**PROMPT:** Print the records verbatim from the first line through the line containing "king-finial [407, 157, 410, 163]", inclusive.
↓
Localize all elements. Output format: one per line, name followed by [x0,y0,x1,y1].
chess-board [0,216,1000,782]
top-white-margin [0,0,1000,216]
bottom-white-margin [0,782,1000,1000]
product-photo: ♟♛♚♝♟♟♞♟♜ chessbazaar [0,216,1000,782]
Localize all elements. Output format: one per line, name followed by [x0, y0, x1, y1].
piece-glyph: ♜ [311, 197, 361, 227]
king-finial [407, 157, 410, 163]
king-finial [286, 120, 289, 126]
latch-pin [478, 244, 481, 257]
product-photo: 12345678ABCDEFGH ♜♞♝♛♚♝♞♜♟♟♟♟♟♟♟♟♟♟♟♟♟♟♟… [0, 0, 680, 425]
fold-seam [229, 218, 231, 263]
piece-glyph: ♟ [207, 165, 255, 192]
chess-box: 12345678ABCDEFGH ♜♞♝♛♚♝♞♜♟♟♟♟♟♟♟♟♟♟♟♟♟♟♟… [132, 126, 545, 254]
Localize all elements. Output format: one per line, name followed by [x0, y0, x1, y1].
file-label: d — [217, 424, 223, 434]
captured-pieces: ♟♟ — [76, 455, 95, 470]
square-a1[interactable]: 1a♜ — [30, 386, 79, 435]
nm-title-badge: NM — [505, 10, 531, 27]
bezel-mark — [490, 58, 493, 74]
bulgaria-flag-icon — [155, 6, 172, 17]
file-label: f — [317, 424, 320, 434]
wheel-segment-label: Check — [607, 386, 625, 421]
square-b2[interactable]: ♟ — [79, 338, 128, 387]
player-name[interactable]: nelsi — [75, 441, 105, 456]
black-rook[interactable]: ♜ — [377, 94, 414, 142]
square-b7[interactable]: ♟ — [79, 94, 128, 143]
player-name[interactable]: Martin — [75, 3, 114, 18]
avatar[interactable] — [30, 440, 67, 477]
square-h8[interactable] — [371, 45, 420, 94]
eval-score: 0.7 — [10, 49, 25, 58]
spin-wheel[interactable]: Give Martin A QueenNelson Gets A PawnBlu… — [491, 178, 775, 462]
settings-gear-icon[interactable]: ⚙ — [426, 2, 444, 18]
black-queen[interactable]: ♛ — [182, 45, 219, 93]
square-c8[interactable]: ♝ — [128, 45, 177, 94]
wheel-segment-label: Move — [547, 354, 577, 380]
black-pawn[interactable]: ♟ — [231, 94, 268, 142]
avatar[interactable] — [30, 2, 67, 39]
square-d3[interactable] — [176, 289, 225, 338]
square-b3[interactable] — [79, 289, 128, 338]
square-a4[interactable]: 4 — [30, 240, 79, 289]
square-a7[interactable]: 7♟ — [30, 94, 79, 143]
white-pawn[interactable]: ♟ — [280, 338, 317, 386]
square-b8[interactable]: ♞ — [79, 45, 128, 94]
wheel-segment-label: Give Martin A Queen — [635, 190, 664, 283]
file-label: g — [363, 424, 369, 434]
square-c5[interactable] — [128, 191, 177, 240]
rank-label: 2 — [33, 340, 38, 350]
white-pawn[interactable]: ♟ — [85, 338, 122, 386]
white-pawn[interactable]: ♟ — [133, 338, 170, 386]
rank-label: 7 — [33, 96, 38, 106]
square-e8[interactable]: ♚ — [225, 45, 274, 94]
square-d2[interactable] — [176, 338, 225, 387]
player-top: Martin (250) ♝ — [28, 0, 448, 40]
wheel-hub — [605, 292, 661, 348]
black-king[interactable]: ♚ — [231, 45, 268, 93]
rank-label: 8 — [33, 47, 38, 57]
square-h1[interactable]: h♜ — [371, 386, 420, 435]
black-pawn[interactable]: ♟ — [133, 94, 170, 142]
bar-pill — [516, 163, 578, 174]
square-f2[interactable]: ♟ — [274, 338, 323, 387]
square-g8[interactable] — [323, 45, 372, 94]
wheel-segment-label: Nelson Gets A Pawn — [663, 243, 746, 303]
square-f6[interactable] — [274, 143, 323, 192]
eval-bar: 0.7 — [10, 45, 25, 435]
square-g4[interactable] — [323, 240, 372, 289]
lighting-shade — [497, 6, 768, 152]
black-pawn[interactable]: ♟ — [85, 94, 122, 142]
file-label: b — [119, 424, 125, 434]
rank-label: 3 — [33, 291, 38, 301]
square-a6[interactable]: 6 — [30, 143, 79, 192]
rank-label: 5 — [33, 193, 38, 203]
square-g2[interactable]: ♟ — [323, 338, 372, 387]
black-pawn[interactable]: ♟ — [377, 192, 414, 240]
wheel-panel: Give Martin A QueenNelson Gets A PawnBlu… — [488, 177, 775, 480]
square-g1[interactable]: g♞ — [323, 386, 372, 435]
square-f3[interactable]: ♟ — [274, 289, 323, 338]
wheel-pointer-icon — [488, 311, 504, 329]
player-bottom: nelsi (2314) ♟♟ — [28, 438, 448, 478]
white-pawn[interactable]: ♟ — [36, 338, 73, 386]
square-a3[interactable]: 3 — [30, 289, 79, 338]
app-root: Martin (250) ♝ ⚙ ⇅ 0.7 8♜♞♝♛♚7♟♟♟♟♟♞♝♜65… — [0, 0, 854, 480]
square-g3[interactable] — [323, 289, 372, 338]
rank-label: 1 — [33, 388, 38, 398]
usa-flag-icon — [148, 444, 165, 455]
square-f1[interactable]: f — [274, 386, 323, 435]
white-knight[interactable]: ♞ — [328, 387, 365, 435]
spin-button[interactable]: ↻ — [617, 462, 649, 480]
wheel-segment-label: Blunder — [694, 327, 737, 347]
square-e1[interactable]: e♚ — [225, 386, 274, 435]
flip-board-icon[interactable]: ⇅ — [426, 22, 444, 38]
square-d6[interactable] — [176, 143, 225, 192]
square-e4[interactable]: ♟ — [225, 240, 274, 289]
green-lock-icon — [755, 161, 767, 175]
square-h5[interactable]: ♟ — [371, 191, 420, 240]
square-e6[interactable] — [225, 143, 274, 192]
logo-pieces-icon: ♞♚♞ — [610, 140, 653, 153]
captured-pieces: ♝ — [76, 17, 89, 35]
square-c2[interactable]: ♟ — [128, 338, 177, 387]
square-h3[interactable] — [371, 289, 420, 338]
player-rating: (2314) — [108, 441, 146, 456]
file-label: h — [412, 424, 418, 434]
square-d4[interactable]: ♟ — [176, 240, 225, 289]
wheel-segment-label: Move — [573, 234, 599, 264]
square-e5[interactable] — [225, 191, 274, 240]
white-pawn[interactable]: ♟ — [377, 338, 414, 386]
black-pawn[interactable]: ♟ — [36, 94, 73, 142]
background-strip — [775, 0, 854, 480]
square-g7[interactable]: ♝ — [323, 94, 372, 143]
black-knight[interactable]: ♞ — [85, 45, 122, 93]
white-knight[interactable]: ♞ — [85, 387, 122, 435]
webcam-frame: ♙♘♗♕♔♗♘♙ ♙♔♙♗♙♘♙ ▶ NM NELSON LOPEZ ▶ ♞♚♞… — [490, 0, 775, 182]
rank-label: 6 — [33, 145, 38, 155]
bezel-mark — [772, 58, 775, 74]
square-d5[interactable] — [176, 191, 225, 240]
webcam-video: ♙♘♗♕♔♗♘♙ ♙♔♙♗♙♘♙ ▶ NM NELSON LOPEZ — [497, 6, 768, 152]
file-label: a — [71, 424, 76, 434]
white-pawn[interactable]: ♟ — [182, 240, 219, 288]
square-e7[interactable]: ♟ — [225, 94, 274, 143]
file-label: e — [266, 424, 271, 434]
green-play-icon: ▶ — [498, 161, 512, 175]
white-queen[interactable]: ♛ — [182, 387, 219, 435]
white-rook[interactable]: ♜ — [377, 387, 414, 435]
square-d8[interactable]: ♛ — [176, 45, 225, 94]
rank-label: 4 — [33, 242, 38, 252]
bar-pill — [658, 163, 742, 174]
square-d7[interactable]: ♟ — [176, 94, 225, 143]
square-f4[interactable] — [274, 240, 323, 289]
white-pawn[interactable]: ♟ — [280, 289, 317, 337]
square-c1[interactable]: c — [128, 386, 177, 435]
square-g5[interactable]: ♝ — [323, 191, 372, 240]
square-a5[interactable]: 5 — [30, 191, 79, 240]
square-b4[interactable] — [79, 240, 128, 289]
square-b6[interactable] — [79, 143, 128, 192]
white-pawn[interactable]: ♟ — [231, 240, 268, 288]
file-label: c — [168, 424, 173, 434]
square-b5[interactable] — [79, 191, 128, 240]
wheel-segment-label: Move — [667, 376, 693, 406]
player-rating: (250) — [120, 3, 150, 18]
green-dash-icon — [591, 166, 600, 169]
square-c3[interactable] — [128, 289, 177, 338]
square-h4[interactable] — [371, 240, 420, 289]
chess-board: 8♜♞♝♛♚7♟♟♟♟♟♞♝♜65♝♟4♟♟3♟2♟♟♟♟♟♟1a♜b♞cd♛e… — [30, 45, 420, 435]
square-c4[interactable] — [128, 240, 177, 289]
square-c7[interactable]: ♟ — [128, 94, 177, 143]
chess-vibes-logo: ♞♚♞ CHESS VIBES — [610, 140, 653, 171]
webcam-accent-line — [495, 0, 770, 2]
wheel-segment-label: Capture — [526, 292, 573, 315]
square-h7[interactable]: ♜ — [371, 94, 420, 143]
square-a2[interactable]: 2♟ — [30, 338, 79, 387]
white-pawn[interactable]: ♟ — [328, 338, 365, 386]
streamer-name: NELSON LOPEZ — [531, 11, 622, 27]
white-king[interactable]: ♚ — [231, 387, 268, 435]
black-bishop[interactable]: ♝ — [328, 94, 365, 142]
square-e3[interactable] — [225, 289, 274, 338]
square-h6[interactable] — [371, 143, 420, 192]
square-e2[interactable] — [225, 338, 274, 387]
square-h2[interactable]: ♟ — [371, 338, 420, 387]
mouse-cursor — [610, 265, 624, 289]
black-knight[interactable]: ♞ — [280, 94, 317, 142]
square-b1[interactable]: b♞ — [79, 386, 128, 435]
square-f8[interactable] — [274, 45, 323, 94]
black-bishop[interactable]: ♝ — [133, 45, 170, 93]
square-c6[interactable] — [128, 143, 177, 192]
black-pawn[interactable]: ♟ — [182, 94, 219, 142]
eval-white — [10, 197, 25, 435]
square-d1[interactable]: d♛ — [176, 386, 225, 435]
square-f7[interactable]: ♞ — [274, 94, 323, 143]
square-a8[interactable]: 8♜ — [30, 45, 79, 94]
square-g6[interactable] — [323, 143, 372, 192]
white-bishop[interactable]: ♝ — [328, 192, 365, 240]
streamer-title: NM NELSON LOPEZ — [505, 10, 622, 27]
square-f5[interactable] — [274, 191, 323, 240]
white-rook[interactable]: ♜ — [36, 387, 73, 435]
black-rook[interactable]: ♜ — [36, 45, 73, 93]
↑
**REPLY:**
Localize all elements. Output format: one per line, name followed by [x0,y0,x1,y1].
chess-board [0,216,1000,782]
top-white-margin [0,0,1000,216]
bottom-white-margin [0,782,1000,1000]
product-photo: ♟♛♚♝♟♟♞♟♜ chessbazaar [0,216,1000,782]
Localize all elements. Output format: one per line, name followed by [x0, y0, x1, y1].
piece-glyph: ♜ [311, 197, 361, 227]
king-finial [407, 157, 410, 163]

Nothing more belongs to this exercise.